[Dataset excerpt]
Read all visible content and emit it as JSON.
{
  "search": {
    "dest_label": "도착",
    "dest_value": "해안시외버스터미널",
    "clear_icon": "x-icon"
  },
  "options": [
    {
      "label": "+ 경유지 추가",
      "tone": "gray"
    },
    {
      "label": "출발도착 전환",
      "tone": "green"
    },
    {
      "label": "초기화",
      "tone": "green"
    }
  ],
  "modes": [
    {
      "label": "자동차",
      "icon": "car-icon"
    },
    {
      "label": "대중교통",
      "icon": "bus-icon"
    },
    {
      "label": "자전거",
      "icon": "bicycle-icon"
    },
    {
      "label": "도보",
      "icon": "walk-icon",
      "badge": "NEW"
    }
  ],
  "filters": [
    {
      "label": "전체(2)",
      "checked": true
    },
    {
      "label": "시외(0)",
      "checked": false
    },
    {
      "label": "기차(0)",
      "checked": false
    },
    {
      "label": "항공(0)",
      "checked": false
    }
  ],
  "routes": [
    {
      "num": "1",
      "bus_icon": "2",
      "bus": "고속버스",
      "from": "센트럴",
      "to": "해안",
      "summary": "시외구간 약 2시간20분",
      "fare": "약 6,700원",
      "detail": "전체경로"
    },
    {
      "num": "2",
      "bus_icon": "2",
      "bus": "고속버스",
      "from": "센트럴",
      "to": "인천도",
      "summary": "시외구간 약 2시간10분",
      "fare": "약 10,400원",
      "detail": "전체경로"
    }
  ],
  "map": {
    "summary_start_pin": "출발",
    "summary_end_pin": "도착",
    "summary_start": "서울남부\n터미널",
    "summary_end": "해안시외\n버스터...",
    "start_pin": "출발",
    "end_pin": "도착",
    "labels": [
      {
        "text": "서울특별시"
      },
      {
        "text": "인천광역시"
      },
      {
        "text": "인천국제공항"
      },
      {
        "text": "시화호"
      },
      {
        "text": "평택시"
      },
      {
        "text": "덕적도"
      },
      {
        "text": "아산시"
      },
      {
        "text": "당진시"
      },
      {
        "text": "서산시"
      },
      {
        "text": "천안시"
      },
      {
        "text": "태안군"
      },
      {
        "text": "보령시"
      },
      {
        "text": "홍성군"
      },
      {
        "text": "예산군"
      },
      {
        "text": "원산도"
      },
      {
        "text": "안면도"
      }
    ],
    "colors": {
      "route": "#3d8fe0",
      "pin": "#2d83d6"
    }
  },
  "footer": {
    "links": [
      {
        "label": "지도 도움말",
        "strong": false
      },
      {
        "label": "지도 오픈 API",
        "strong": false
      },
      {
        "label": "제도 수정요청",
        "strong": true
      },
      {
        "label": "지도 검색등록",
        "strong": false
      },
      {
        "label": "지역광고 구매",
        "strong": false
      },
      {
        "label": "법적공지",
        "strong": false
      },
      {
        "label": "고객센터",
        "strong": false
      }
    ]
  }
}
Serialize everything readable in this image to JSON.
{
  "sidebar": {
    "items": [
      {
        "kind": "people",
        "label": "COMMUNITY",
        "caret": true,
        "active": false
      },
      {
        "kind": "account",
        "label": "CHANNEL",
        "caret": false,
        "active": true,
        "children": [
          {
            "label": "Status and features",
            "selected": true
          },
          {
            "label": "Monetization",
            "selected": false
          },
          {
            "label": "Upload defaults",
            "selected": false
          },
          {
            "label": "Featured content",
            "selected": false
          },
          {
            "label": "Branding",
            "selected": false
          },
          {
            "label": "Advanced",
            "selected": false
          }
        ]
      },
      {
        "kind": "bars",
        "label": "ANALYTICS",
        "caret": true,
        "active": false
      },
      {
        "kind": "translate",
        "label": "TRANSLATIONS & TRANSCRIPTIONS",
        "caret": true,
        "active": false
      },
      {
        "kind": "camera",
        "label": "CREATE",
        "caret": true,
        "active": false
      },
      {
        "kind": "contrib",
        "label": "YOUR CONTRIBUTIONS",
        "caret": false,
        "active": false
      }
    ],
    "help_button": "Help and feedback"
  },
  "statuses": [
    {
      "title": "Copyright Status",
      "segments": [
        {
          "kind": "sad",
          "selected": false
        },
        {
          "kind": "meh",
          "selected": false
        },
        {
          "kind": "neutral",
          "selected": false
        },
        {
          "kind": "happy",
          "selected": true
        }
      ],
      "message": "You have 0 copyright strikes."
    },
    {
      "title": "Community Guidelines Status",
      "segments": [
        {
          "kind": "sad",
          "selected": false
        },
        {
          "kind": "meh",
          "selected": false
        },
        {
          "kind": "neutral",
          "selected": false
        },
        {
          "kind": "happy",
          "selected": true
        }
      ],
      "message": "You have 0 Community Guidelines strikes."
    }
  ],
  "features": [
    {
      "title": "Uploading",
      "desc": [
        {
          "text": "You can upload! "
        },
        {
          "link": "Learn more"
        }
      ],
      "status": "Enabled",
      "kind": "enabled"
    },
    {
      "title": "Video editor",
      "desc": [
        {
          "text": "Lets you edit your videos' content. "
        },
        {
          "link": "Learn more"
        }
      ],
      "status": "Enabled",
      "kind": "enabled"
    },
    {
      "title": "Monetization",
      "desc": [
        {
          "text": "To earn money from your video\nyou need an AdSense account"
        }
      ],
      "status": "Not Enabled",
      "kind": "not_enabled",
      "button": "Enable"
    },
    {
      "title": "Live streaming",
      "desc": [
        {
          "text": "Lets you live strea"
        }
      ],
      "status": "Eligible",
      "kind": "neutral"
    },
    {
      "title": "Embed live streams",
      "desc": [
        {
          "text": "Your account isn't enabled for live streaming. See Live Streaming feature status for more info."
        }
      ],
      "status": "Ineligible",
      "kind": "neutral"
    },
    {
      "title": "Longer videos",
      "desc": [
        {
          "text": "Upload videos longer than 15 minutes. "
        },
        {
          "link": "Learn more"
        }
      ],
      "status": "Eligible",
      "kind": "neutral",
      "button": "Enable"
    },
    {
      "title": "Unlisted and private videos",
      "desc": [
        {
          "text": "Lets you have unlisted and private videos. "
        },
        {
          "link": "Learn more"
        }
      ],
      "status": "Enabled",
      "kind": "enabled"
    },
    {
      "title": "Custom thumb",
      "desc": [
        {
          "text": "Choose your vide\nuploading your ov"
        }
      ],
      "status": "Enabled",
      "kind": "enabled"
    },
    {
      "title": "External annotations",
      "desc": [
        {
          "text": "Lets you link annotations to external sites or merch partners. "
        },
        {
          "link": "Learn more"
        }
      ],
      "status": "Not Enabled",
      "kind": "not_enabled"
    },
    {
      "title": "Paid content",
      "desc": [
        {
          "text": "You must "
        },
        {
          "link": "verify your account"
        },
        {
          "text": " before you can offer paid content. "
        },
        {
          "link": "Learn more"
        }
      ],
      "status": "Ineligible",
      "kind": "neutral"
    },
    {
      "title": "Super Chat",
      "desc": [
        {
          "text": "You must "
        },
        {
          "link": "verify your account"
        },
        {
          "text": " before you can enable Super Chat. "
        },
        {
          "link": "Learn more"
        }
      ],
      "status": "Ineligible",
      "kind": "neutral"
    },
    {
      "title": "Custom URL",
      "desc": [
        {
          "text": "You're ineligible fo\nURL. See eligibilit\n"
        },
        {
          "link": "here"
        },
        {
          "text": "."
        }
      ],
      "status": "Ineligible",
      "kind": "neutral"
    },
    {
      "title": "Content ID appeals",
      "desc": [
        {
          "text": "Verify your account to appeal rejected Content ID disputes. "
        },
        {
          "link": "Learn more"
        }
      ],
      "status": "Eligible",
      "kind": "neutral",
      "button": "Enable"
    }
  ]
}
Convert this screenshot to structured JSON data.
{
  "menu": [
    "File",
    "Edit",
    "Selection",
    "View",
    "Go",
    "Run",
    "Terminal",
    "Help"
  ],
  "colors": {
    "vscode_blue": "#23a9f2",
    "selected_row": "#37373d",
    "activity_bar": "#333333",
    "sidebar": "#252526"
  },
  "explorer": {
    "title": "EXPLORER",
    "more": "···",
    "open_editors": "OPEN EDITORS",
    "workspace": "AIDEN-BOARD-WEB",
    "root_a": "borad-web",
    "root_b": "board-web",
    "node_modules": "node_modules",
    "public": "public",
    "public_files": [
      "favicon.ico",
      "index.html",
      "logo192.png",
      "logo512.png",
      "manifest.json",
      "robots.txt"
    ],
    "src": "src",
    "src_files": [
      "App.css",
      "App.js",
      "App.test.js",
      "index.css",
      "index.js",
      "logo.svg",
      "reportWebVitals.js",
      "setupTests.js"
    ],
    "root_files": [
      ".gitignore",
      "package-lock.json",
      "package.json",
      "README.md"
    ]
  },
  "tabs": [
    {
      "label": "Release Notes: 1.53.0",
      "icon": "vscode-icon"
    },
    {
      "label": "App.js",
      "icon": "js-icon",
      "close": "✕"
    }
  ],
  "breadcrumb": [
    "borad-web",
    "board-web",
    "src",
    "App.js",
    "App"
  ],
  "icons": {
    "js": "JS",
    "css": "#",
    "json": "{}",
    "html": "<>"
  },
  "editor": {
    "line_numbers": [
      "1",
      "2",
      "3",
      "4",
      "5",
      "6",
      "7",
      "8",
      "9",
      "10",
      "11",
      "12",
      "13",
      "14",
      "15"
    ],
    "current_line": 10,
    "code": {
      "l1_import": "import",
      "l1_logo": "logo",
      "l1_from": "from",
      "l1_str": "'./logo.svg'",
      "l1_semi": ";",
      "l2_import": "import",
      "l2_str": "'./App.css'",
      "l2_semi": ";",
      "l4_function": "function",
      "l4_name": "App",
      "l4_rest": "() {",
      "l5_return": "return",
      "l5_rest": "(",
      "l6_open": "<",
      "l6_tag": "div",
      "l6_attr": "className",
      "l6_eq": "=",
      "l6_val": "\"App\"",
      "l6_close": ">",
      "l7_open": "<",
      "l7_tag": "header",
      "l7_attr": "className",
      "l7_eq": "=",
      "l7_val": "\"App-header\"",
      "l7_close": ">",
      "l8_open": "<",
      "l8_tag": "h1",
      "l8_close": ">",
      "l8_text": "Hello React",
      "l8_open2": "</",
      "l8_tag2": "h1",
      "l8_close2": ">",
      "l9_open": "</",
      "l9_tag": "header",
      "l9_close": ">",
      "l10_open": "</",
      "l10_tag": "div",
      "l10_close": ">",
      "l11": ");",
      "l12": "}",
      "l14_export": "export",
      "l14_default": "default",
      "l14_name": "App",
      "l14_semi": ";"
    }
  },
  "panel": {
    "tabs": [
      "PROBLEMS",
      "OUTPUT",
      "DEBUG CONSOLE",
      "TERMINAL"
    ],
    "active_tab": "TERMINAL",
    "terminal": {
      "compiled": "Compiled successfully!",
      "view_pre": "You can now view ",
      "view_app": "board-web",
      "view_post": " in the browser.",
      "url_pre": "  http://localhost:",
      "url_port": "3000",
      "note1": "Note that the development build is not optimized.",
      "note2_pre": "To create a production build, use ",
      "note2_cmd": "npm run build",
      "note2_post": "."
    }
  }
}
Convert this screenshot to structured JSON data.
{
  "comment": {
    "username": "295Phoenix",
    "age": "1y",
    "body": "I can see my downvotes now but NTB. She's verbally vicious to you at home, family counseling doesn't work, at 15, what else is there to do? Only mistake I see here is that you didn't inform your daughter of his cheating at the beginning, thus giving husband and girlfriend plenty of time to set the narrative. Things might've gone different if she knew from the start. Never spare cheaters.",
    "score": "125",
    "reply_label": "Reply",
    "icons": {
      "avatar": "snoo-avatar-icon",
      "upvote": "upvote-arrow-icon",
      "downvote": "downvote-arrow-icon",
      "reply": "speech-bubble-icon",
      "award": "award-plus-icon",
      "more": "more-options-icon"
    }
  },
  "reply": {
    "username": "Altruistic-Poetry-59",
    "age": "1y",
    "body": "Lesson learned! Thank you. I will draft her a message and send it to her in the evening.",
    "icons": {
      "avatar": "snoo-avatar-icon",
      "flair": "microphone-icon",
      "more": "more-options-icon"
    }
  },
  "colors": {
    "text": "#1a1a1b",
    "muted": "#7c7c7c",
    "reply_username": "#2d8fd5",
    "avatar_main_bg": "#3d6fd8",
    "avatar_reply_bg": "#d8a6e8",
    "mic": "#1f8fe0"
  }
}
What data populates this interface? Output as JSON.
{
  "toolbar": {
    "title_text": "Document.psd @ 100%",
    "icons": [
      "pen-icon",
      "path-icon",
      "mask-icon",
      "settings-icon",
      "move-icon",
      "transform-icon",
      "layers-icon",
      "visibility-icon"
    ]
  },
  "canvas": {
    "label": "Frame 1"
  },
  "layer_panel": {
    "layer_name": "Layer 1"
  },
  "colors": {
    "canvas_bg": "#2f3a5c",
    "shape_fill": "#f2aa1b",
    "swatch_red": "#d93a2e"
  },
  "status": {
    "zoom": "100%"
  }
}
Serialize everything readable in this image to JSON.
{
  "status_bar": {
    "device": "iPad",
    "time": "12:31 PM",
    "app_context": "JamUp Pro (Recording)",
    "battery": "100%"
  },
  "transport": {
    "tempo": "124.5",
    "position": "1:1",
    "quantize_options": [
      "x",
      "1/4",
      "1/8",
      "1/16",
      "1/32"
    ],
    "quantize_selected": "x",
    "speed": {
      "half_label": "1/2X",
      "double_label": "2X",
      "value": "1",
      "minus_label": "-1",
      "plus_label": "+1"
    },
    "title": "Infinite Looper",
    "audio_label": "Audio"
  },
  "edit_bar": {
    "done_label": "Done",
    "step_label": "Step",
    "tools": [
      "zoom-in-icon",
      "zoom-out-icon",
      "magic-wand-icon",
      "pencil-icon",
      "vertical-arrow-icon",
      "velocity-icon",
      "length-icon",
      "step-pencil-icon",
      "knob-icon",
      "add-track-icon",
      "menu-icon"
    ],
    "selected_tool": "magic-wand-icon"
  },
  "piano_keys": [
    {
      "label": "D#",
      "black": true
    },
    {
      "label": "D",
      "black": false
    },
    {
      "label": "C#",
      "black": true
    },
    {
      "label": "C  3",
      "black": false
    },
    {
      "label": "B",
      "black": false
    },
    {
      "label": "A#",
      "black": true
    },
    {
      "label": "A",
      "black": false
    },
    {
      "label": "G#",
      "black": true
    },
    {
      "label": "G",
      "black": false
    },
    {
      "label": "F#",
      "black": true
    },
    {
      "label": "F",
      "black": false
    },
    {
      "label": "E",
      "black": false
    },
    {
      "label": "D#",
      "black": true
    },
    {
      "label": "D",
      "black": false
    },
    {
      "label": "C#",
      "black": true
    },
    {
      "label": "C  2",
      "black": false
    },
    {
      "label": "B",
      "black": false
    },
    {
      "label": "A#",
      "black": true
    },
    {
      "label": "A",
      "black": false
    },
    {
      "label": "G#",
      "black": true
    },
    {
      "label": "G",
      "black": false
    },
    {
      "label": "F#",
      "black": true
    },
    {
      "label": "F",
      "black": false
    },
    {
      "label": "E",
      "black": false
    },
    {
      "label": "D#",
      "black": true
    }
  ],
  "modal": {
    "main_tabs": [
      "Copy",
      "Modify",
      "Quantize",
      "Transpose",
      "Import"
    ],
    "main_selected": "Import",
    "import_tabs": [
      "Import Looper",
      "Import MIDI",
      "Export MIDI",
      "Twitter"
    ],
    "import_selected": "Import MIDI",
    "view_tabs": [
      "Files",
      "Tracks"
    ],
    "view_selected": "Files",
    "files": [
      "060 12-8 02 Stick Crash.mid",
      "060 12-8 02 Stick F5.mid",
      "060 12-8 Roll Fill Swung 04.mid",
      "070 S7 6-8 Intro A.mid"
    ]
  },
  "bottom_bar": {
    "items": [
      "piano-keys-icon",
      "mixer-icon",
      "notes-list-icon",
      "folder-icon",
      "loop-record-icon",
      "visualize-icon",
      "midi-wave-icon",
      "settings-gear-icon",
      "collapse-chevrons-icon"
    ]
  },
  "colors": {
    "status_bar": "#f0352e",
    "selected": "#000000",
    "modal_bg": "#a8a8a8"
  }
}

> **What you will do**: Select all lines in the listing that include the word "before".

> **Answer to the exercise**:
          "text": " before you can offer paid content. "
          "text": " before you can enable Super Chat. "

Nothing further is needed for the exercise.